***** ENTRIES *****

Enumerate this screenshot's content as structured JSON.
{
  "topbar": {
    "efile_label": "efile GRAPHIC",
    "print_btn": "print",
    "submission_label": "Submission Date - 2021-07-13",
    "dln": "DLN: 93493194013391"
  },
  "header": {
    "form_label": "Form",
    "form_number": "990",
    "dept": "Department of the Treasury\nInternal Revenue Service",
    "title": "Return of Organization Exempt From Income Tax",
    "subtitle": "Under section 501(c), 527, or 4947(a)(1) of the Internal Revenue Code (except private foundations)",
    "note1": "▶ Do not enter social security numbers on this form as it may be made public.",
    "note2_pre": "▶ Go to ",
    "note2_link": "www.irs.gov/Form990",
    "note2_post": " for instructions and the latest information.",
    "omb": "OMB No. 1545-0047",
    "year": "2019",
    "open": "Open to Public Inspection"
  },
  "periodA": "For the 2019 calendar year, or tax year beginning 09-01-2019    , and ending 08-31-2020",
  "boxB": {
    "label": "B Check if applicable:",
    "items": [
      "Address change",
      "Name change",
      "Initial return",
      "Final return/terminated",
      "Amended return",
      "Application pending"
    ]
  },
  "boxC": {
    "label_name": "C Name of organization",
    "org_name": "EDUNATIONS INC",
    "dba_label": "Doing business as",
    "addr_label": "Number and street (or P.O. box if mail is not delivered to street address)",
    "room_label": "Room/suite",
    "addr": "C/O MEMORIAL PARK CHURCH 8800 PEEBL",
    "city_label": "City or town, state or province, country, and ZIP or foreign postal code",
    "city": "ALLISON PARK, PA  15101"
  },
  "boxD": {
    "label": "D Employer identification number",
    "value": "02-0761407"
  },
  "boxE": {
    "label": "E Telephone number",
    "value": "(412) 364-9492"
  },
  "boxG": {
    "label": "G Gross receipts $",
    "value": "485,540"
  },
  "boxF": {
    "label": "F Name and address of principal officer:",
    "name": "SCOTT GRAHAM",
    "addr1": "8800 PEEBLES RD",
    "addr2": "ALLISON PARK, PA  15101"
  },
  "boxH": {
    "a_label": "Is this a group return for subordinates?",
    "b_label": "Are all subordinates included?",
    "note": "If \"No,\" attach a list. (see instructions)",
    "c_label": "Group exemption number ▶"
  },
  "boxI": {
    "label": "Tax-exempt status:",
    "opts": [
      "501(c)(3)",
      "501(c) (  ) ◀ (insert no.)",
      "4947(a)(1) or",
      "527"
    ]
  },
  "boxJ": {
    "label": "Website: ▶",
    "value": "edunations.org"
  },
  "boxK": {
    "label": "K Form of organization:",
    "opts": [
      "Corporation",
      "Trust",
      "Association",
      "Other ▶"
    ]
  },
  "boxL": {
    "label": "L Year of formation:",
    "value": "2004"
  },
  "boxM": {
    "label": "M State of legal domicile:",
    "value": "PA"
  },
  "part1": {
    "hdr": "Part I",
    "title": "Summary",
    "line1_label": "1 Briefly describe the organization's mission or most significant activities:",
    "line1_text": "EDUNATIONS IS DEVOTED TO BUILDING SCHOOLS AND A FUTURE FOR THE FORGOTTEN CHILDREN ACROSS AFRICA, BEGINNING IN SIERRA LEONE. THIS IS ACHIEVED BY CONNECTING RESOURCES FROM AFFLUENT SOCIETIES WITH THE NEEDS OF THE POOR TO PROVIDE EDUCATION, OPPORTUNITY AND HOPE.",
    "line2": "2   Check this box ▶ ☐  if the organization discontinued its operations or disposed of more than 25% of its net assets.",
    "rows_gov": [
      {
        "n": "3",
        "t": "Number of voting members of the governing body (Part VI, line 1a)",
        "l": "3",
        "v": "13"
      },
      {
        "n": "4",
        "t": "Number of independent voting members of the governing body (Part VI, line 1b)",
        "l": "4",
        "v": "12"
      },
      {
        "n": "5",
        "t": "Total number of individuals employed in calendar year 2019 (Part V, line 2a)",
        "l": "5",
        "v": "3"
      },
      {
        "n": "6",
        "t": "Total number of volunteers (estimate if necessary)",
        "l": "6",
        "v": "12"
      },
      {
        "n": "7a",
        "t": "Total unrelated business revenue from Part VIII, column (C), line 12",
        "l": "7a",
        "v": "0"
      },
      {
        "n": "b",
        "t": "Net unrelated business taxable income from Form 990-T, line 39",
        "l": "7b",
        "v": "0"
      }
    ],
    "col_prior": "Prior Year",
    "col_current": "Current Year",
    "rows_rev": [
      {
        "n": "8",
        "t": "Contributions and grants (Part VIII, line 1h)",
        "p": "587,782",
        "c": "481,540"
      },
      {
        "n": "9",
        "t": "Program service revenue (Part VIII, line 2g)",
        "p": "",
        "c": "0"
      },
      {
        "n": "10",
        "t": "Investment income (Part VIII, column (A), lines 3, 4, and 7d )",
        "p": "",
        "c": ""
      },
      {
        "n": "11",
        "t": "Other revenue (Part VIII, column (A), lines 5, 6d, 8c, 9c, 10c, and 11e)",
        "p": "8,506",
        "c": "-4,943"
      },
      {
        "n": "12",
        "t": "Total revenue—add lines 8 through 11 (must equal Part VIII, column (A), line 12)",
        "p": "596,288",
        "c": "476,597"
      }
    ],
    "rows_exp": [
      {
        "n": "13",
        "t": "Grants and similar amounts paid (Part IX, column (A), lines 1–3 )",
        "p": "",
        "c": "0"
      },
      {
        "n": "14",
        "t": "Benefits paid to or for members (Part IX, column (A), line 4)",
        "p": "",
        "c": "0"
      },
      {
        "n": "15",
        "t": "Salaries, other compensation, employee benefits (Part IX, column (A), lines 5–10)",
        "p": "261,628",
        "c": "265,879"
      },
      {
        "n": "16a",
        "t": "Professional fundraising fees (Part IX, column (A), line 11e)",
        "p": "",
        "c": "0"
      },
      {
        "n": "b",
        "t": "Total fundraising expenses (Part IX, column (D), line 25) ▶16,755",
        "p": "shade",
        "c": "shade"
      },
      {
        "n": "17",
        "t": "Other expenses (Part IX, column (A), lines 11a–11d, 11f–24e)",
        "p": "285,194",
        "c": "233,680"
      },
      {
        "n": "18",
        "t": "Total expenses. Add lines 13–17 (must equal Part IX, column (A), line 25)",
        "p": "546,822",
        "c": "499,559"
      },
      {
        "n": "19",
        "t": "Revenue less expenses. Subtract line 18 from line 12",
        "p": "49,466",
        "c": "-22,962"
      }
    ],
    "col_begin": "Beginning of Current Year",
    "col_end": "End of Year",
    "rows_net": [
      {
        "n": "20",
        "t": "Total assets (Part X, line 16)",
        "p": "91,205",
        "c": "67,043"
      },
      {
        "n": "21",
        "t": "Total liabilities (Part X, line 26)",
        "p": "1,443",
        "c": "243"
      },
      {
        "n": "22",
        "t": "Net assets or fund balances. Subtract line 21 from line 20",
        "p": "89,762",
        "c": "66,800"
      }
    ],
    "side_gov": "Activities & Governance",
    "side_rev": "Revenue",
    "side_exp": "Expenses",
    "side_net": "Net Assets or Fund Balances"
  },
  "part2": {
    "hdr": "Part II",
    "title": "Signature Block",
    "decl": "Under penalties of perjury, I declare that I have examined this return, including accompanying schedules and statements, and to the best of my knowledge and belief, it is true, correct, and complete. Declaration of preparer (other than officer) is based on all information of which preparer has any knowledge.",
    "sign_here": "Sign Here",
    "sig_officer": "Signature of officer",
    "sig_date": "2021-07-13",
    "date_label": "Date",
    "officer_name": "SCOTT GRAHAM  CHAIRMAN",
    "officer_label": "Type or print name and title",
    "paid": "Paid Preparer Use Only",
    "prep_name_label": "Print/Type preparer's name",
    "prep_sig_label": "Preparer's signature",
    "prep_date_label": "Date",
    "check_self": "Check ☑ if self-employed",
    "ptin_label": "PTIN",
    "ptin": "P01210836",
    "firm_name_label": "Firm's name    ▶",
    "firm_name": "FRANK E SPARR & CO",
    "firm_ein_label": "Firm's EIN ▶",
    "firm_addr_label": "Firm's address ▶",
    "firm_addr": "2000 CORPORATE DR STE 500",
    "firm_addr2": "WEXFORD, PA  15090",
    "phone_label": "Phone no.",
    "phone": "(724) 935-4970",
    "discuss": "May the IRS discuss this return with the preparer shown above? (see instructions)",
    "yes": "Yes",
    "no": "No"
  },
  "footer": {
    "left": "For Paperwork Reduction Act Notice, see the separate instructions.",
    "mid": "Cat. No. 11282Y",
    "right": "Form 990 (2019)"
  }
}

*****

## WHAT YOU HAVE TO DO
Using the entries above, return each line that includes the word "paid".

## EXPECTED ANSWER
        "t": "Grants and similar amounts paid (Part IX, column (A), lines 1–3 )",
        "t": "Benefits paid to or for members (Part IX, column (A), line 4)",
    "paid": "Paid Preparer Use Only",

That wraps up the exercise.